BEGIN DATA LINES

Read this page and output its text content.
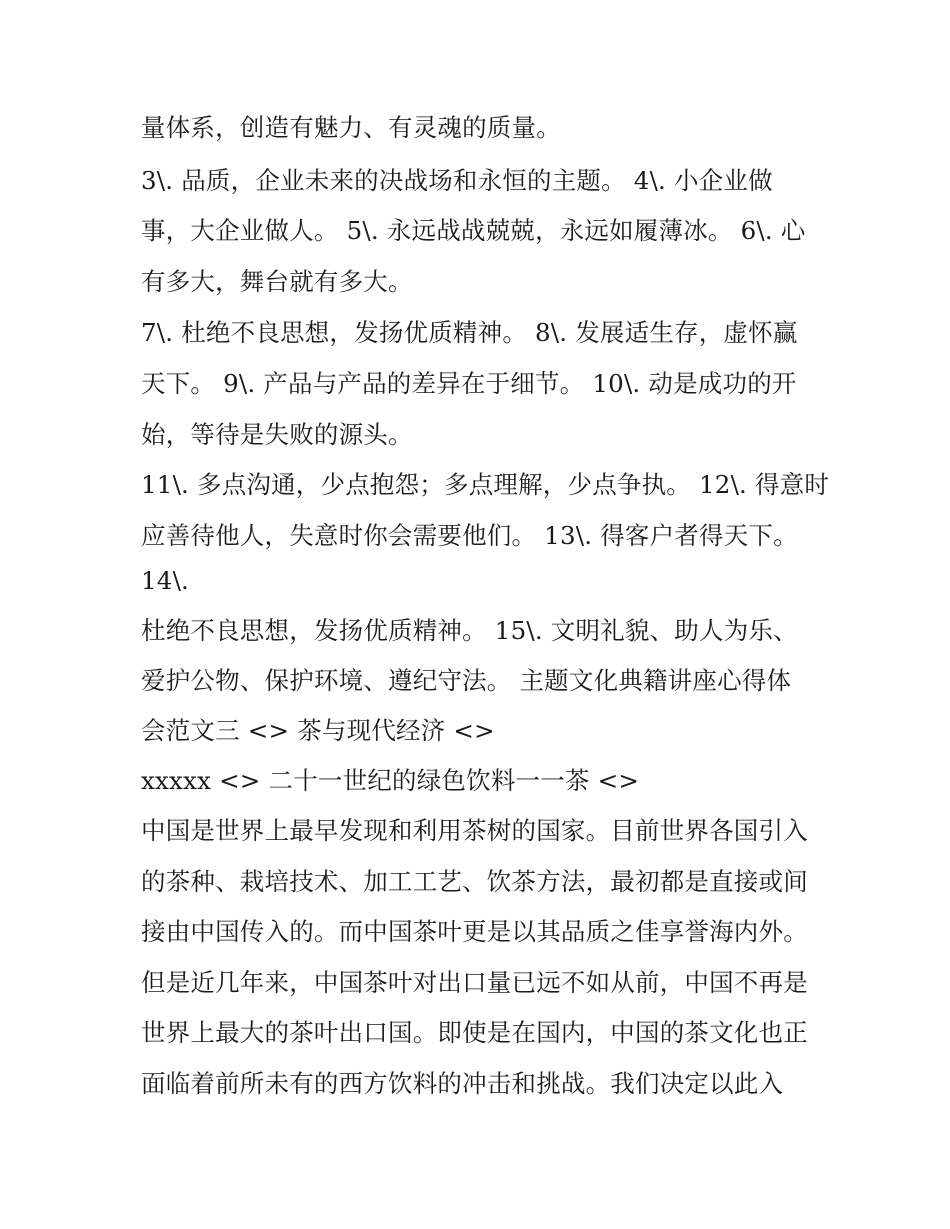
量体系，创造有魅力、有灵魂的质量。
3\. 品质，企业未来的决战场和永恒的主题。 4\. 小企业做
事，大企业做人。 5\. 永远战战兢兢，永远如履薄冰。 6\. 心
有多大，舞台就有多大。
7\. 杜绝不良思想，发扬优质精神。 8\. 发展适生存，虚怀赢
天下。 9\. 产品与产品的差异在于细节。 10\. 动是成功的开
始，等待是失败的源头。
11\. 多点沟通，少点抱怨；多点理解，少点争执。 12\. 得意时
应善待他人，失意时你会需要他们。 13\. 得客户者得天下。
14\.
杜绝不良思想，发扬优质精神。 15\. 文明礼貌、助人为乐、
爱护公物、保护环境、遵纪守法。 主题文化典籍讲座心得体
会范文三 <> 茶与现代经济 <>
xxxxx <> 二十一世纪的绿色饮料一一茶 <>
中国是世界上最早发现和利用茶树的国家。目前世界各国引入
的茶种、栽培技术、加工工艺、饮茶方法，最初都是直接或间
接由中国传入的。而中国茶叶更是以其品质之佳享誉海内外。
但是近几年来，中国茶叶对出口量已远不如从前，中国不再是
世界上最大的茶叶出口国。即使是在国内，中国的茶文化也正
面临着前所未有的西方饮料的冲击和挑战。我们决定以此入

END DATA LINES

* WHAT IS EXPECTED *
Would you set down the listing exactly, omitting pictures?

* PROBLEM SOLUTION *
Read this page and output its text content.
量体系，创造有魅力、有灵魂的质量。
3\. 品质，企业未来的决战场和永恒的主题。 4\. 小企业做
事，大企业做人。 5\. 永远战战兢兢，永远如履薄冰。 6\. 心
有多大，舞台就有多大。
7\. 杜绝不良思想，发扬优质精神。 8\. 发展适生存，虚怀赢
天下。 9\. 产品与产品的差异在于细节。 10\. 动是成功的开
始，等待是失败的源头。
11\. 多点沟通，少点抱怨；多点理解，少点争执。 12\. 得意时
应善待他人，失意时你会需要他们。 13\. 得客户者得天下。
14\.
杜绝不良思想，发扬优质精神。 15\. 文明礼貌、助人为乐、
爱护公物、保护环境、遵纪守法。 主题文化典籍讲座心得体
会范文三 <> 茶与现代经济 <>
xxxxx <> 二十一世纪的绿色饮料一一茶 <>
中国是世界上最早发现和利用茶树的国家。目前世界各国引入
的茶种、栽培技术、加工工艺、饮茶方法，最初都是直接或间
接由中国传入的。而中国茶叶更是以其品质之佳享誉海内外。
但是近几年来，中国茶叶对出口量已远不如从前，中国不再是
世界上最大的茶叶出口国。即使是在国内，中国的茶文化也正
面临着前所未有的西方饮料的冲击和挑战。我们决定以此入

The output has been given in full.